** BEGIN INFORMATION GIVEN **
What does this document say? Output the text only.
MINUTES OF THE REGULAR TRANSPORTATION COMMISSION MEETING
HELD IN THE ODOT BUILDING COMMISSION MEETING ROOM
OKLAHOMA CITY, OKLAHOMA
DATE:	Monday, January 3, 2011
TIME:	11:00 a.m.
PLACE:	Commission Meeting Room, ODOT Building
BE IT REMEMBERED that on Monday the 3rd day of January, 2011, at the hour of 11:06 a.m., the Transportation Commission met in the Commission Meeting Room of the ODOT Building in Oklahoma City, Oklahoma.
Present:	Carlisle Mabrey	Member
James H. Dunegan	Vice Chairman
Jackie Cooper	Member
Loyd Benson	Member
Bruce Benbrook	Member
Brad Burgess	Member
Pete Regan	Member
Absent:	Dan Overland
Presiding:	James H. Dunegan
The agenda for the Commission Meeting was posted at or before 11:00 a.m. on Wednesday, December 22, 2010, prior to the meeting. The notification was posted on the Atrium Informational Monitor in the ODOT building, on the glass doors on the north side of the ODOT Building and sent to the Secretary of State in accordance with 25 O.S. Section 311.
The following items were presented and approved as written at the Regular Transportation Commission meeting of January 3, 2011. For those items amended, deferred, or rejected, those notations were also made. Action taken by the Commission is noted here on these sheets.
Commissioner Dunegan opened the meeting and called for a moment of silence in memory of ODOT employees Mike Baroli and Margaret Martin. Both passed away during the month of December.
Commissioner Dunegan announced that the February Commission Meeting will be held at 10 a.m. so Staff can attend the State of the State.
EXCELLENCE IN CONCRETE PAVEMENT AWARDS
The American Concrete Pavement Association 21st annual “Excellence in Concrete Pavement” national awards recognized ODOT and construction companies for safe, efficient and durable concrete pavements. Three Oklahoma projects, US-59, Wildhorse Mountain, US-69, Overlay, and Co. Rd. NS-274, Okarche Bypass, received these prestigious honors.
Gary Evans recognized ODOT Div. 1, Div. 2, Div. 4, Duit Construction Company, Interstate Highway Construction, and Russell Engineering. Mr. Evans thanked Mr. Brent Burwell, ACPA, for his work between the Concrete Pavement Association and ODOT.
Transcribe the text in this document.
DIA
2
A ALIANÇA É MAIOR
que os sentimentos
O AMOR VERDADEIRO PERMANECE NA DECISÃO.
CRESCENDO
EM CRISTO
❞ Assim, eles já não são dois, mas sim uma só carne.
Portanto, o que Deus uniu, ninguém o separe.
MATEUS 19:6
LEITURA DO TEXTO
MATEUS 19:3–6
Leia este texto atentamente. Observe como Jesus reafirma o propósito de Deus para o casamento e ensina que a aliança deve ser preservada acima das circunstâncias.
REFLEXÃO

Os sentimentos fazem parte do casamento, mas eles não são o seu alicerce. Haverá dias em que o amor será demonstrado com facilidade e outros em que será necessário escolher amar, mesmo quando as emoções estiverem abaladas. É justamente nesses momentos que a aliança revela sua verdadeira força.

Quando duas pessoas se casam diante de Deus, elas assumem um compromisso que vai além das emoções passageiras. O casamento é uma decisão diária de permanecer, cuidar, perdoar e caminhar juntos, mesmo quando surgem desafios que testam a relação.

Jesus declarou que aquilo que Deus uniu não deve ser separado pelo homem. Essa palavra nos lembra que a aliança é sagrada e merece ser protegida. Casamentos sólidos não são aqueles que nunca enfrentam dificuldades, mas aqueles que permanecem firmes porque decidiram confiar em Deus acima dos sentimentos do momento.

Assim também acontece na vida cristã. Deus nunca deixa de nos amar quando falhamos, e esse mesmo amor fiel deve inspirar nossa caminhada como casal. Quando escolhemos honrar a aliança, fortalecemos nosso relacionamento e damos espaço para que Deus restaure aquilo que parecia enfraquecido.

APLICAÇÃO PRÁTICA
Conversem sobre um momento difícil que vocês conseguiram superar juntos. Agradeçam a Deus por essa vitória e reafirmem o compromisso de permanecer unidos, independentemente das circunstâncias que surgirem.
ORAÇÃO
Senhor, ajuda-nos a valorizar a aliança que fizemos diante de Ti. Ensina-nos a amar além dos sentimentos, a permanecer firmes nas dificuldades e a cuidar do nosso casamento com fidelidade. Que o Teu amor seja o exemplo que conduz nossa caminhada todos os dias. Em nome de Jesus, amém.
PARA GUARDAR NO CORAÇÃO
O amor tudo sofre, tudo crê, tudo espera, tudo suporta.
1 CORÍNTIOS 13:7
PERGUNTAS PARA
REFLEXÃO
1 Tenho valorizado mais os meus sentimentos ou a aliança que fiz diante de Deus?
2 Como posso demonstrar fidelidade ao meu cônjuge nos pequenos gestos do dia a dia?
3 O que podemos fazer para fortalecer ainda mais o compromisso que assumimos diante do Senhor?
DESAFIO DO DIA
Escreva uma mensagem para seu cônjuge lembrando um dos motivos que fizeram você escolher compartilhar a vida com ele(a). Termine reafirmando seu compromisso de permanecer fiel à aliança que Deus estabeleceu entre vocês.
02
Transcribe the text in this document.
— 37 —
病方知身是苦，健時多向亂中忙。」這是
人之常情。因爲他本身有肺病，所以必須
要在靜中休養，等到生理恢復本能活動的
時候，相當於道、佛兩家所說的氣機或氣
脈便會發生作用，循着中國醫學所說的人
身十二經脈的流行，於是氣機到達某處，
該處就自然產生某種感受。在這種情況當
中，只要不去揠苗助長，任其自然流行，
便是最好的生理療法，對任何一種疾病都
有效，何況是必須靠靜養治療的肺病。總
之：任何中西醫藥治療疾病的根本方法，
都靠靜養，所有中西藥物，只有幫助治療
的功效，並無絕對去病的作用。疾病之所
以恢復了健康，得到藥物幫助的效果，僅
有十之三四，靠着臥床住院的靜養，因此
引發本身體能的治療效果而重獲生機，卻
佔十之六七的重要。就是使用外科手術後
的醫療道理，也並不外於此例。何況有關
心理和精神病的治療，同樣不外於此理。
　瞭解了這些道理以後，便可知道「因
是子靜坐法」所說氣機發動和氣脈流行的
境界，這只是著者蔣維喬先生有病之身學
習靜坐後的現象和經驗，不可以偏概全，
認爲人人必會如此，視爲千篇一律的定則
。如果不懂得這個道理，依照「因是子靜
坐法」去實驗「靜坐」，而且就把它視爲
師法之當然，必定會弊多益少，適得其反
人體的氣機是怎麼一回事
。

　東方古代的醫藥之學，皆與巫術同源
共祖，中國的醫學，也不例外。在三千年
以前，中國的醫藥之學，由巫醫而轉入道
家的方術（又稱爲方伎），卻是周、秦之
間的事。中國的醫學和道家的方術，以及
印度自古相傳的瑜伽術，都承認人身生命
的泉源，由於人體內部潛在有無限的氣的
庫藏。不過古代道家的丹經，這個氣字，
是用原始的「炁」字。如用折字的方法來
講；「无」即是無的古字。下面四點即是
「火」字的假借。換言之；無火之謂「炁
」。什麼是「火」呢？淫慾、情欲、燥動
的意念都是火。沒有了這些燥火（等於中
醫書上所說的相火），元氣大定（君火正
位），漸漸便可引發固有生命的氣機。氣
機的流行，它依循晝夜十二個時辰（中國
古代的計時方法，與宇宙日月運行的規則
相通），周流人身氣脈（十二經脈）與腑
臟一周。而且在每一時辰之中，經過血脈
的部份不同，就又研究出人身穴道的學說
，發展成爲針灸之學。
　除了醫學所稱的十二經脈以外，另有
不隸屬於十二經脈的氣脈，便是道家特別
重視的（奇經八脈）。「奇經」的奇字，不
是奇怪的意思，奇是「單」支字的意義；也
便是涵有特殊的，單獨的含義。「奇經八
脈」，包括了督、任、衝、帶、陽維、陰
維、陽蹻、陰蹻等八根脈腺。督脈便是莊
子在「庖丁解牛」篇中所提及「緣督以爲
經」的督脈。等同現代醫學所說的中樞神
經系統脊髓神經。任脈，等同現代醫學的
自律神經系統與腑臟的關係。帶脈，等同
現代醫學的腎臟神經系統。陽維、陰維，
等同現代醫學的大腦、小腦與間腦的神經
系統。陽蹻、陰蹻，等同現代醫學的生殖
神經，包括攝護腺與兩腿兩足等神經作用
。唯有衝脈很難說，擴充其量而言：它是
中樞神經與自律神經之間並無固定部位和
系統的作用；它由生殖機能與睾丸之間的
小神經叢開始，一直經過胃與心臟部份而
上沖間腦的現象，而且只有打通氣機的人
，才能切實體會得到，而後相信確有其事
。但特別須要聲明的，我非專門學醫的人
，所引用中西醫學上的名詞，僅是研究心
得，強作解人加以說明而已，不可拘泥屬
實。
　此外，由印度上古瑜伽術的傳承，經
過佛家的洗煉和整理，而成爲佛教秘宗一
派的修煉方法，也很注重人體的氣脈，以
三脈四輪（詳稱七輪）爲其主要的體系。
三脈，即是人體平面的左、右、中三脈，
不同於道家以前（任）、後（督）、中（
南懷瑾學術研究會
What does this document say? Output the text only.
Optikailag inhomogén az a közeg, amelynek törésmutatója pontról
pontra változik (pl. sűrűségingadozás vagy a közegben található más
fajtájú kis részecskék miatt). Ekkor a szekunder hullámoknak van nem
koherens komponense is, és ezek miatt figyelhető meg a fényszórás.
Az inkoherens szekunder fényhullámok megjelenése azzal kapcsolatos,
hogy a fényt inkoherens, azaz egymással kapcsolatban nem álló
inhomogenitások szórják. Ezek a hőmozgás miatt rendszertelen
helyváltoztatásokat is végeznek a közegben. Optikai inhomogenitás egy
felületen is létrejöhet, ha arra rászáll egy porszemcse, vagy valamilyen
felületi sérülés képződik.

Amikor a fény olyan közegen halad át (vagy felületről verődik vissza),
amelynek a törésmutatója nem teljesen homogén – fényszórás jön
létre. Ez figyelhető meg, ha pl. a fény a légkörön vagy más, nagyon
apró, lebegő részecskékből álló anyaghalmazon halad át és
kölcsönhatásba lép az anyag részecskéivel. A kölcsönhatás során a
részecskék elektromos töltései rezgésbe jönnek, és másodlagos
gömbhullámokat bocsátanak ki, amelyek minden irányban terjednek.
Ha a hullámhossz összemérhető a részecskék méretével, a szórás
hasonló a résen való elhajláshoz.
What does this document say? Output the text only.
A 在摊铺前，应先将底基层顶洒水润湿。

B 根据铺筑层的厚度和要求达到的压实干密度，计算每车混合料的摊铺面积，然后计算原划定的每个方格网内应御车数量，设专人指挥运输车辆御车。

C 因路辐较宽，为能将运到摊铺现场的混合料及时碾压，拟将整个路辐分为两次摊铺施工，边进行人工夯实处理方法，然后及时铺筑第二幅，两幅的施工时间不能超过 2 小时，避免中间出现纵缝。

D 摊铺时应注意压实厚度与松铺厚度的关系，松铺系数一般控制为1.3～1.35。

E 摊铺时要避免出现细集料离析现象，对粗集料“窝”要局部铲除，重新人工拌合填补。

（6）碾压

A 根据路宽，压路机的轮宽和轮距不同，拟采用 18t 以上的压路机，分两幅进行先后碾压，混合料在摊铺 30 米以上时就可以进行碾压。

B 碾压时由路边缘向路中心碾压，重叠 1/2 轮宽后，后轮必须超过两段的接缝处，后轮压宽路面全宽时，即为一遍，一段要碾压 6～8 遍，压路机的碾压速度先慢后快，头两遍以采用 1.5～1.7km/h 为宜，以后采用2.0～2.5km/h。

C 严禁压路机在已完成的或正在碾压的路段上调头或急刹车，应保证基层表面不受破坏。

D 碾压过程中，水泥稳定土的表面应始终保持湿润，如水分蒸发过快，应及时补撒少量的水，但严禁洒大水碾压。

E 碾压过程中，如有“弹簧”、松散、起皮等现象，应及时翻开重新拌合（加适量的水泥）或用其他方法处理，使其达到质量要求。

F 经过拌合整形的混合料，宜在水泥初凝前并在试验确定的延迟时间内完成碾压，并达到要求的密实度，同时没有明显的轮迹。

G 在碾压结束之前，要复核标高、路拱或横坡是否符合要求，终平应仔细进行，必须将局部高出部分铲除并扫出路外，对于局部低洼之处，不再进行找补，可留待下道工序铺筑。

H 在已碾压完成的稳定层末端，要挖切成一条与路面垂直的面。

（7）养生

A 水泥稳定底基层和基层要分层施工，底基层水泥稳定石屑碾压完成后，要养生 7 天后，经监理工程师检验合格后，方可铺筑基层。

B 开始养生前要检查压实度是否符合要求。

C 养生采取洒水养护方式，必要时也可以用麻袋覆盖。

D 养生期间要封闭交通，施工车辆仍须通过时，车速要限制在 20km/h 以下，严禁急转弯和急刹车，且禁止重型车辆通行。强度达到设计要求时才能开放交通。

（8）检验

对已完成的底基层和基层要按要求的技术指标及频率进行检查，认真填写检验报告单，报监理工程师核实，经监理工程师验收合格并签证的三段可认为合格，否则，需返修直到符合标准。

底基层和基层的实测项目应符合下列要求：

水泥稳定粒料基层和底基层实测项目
** END INFORMATION GIVEN **
**YOUR TASK:**
Find the lines holding "uniu" and list every one.

**SOLUTION FOR THIS PROBLEM:**
Portanto, o que Deus uniu, ninguém o separe.
Jesus declarou que aquilo que Deus uniu não deve ser separado pelo homem. Essa palavra nos lembra que a aliança é sagrada e merece ser protegida. Casamentos sólidos não são aqueles que nunca enfrentam dificuldades, mas aqueles que permanecem firmes porque decidiram confiar em Deus acima dos sentimentos do momento.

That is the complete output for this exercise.